• **EXCERPTED RECORDS**
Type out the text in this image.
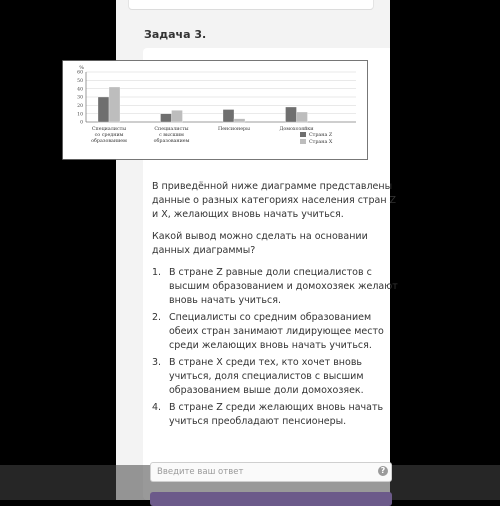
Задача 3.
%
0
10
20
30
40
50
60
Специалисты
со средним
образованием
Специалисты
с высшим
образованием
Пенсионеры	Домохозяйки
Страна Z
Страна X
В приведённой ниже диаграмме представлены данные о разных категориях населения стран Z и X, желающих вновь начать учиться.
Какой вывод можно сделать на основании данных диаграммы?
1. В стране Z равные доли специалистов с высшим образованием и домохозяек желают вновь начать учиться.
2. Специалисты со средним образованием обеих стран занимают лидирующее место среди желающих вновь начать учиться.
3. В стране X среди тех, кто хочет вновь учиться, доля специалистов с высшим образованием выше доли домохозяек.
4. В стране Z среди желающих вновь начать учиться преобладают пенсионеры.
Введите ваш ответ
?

• **TASK STATEMENT**
Return only those lines of the records that contain the string "среди".

• **EXERCISE RESULT**
2. Специалисты со средним образованием обеих стран занимают лидирующее место среди желающих вновь начать учиться.
3. В стране X среди тех, кто хочет вновь учиться, доля специалистов с высшим образованием выше доли домохозяек.
4. В стране Z среди желающих вновь начать учиться преобладают пенсионеры.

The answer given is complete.